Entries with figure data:
%%

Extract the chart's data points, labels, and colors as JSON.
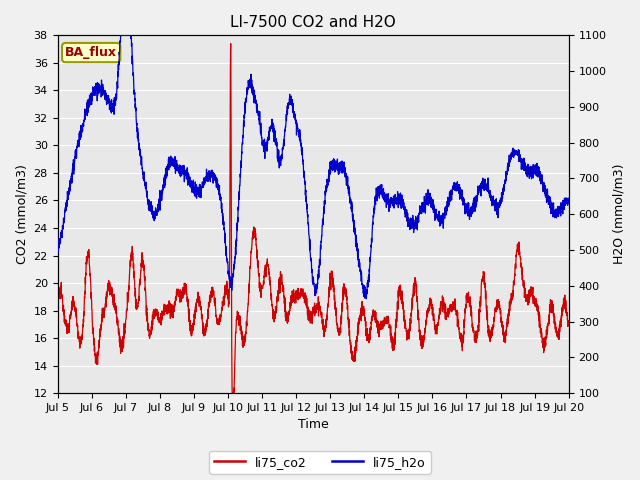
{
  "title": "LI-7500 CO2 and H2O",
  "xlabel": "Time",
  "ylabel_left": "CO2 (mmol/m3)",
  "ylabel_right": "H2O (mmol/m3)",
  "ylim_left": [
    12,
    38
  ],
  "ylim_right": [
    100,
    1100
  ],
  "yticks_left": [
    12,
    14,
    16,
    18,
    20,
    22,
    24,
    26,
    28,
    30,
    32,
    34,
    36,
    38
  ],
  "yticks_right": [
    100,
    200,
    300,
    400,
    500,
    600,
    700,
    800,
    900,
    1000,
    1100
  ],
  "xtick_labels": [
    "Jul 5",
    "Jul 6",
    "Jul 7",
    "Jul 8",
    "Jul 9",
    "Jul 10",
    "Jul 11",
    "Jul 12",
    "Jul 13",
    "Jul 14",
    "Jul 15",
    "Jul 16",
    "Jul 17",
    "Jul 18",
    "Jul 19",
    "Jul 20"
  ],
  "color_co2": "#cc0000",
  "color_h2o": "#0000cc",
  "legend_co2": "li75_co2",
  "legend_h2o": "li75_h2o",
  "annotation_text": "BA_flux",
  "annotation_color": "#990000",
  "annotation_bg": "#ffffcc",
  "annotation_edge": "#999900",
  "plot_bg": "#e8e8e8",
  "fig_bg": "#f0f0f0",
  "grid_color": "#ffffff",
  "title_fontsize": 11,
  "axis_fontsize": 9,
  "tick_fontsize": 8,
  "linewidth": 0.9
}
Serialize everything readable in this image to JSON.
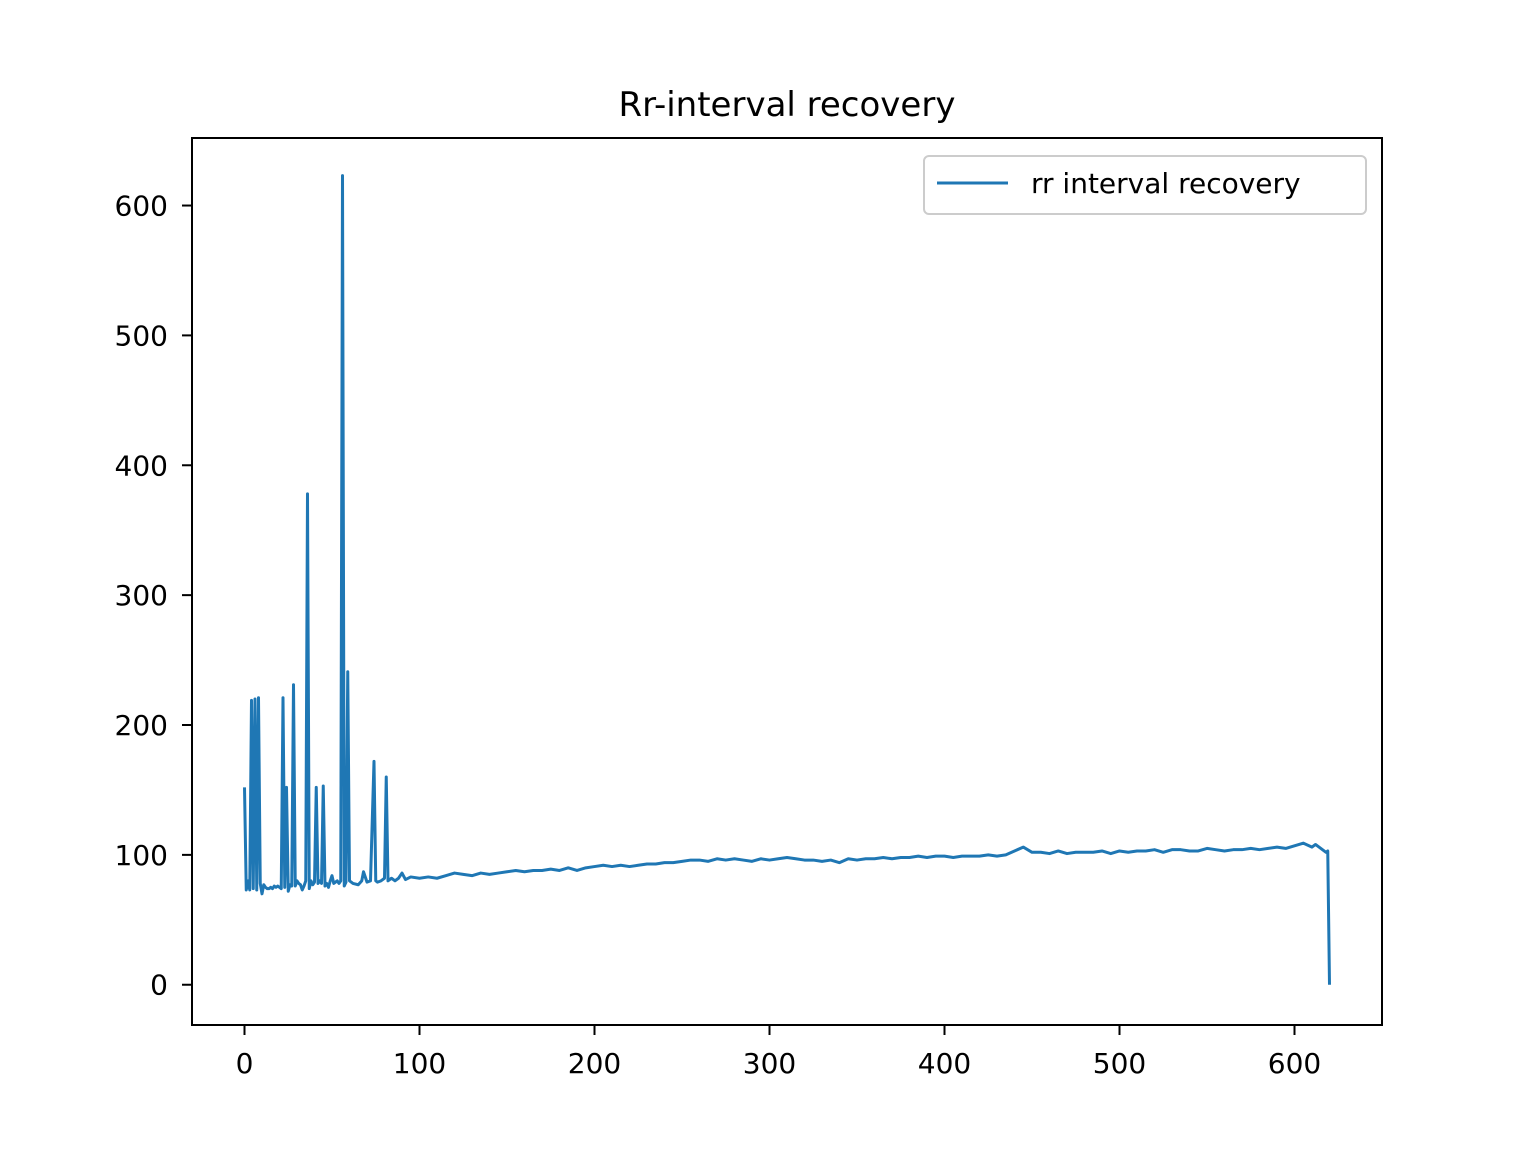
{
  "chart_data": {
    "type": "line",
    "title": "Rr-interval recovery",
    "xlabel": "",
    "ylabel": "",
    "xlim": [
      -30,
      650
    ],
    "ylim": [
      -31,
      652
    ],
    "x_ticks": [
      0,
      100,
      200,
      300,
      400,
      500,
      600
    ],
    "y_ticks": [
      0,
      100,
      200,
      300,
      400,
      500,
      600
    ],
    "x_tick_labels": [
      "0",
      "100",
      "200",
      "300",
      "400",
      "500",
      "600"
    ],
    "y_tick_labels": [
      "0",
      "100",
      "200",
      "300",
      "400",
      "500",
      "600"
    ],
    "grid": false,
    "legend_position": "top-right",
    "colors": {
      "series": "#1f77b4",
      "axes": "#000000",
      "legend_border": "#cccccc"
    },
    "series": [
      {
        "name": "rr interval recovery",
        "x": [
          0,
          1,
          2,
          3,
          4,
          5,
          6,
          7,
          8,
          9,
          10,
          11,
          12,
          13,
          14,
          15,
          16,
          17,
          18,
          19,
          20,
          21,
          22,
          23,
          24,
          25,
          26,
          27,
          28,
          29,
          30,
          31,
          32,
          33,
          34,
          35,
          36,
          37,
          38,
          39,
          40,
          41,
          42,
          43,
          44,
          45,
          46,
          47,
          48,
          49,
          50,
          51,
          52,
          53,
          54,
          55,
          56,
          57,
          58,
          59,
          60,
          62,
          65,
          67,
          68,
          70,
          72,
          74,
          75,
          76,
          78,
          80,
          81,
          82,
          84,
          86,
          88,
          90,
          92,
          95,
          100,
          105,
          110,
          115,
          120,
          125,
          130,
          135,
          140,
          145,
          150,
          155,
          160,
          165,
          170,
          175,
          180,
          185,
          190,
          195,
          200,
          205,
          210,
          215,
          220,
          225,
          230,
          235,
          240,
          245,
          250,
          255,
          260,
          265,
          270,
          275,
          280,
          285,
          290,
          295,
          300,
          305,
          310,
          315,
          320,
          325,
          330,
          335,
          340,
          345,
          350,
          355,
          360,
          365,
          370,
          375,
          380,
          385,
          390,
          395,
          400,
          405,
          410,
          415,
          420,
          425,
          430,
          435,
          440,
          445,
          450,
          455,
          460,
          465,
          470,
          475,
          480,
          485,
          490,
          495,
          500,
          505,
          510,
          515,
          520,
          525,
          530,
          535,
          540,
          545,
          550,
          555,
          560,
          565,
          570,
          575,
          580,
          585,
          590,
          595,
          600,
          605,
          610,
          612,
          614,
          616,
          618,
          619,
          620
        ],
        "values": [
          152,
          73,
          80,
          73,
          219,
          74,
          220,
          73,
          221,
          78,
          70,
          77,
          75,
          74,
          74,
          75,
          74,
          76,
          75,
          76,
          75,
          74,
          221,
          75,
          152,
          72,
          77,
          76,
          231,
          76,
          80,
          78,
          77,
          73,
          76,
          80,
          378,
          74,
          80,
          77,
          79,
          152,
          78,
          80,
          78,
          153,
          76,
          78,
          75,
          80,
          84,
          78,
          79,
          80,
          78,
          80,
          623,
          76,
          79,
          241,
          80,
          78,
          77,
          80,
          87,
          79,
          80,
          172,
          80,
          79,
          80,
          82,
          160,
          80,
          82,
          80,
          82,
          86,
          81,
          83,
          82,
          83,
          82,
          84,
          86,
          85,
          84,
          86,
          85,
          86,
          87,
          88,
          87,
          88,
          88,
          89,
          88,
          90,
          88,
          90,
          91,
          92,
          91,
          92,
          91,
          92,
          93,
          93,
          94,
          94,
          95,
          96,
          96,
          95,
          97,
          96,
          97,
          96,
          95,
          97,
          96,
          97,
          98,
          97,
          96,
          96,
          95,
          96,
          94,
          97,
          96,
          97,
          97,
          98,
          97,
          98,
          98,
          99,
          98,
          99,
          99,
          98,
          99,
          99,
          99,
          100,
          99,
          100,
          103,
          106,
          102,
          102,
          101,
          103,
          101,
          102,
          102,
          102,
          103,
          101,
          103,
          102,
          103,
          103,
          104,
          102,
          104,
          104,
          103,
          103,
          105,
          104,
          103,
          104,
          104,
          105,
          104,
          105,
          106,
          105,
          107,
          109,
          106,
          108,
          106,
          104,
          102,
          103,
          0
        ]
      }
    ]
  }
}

%%

DESCRIPTION OF THE TASK: Check each line of these records for the string "interval" and state only how many lines have it.

ANSWER: 2